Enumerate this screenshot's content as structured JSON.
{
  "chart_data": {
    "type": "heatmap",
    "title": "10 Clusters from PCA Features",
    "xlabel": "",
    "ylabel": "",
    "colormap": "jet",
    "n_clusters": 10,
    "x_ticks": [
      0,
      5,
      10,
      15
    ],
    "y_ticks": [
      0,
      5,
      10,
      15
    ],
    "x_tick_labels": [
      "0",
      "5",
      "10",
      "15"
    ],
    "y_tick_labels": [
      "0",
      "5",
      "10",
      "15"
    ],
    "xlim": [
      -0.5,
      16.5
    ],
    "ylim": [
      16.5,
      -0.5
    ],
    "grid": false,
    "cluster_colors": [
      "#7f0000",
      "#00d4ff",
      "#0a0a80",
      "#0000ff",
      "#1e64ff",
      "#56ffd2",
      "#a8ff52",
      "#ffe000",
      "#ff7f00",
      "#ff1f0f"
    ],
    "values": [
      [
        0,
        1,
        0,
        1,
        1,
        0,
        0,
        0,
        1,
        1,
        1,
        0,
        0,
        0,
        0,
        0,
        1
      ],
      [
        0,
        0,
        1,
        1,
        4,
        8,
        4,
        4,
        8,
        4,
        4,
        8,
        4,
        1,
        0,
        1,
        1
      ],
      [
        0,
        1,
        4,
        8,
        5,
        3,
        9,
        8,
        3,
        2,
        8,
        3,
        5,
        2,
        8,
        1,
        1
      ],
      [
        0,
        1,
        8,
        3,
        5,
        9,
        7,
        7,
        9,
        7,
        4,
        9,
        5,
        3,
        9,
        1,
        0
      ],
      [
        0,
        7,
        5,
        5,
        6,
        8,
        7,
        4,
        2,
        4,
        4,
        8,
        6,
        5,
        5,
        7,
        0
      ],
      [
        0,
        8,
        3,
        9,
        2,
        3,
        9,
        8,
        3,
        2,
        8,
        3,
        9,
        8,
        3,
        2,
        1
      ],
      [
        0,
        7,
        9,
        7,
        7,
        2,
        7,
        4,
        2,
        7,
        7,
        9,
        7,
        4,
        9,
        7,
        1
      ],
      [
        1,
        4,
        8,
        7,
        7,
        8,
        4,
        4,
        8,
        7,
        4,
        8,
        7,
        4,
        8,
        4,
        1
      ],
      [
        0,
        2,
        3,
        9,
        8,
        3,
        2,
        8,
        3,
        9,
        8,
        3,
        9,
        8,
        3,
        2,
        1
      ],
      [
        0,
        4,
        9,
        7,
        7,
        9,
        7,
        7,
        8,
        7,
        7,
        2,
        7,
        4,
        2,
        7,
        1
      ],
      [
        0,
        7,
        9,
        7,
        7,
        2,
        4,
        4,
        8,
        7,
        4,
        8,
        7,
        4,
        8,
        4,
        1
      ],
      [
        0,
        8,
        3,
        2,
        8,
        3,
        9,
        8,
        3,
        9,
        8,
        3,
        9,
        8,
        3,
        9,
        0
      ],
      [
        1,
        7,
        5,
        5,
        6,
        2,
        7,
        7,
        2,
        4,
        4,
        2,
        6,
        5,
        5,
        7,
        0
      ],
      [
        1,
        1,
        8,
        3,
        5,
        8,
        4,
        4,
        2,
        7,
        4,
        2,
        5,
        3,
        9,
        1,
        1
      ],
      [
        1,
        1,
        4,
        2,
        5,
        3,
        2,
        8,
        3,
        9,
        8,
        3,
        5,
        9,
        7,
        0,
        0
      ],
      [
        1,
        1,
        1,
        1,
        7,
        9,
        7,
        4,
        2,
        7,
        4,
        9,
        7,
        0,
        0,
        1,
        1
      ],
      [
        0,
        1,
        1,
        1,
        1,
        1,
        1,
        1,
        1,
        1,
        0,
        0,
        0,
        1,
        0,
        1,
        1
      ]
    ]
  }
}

---*---

_Directive_
Each line above is to be repeated exactly.

_Result of the exercise_
Enumerate this screenshot's content as structured JSON.
{
  "chart_data": {
    "type": "heatmap",
    "title": "10 Clusters from PCA Features",
    "xlabel": "",
    "ylabel": "",
    "colormap": "jet",
    "n_clusters": 10,
    "x_ticks": [
      0,
      5,
      10,
      15
    ],
    "y_ticks": [
      0,
      5,
      10,
      15
    ],
    "x_tick_labels": [
      "0",
      "5",
      "10",
      "15"
    ],
    "y_tick_labels": [
      "0",
      "5",
      "10",
      "15"
    ],
    "xlim": [
      -0.5,
      16.5
    ],
    "ylim": [
      16.5,
      -0.5
    ],
    "grid": false,
    "cluster_colors": [
      "#7f0000",
      "#00d4ff",
      "#0a0a80",
      "#0000ff",
      "#1e64ff",
      "#56ffd2",
      "#a8ff52",
      "#ffe000",
      "#ff7f00",
      "#ff1f0f"
    ],
    "values": [
      [
        0,
        1,
        0,
        1,
        1,
        0,
        0,
        0,
        1,
        1,
        1,
        0,
        0,
        0,
        0,
        0,
        1
      ],
      [
        0,
        0,
        1,
        1,
        4,
        8,
        4,
        4,
        8,
        4,
        4,
        8,
        4,
        1,
        0,
        1,
        1
      ],
      [
        0,
        1,
        4,
        8,
        5,
        3,
        9,
        8,
        3,
        2,
        8,
        3,
        5,
        2,
        8,
        1,
        1
      ],
      [
        0,
        1,
        8,
        3,
        5,
        9,
        7,
        7,
        9,
        7,
        4,
        9,
        5,
        3,
        9,
        1,
        0
      ],
      [
        0,
        7,
        5,
        5,
        6,
        8,
        7,
        4,
        2,
        4,
        4,
        8,
        6,
        5,
        5,
        7,
        0
      ],
      [
        0,
        8,
        3,
        9,
        2,
        3,
        9,
        8,
        3,
        2,
        8,
        3,
        9,
        8,
        3,
        2,
        1
      ],
      [
        0,
        7,
        9,
        7,
        7,
        2,
        7,
        4,
        2,
        7,
        7,
        9,
        7,
        4,
        9,
        7,
        1
      ],
      [
        1,
        4,
        8,
        7,
        7,
        8,
        4,
        4,
        8,
        7,
        4,
        8,
        7,
        4,
        8,
        4,
        1
      ],
      [
        0,
        2,
        3,
        9,
        8,
        3,
        2,
        8,
        3,
        9,
        8,
        3,
        9,
        8,
        3,
        2,
        1
      ],
      [
        0,
        4,
        9,
        7,
        7,
        9,
        7,
        7,
        8,
        7,
        7,
        2,
        7,
        4,
        2,
        7,
        1
      ],
      [
        0,
        7,
        9,
        7,
        7,
        2,
        4,
        4,
        8,
        7,
        4,
        8,
        7,
        4,
        8,
        4,
        1
      ],
      [
        0,
        8,
        3,
        2,
        8,
        3,
        9,
        8,
        3,
        9,
        8,
        3,
        9,
        8,
        3,
        9,
        0
      ],
      [
        1,
        7,
        5,
        5,
        6,
        2,
        7,
        7,
        2,
        4,
        4,
        2,
        6,
        5,
        5,
        7,
        0
      ],
      [
        1,
        1,
        8,
        3,
        5,
        8,
        4,
        4,
        2,
        7,
        4,
        2,
        5,
        3,
        9,
        1,
        1
      ],
      [
        1,
        1,
        4,
        2,
        5,
        3,
        2,
        8,
        3,
        9,
        8,
        3,
        5,
        9,
        7,
        0,
        0
      ],
      [
        1,
        1,
        1,
        1,
        7,
        9,
        7,
        4,
        2,
        7,
        4,
        9,
        7,
        0,
        0,
        1,
        1
      ],
      [
        0,
        1,
        1,
        1,
        1,
        1,
        1,
        1,
        1,
        1,
        0,
        0,
        0,
        1,
        0,
        1,
        1
      ]
    ]
  }
}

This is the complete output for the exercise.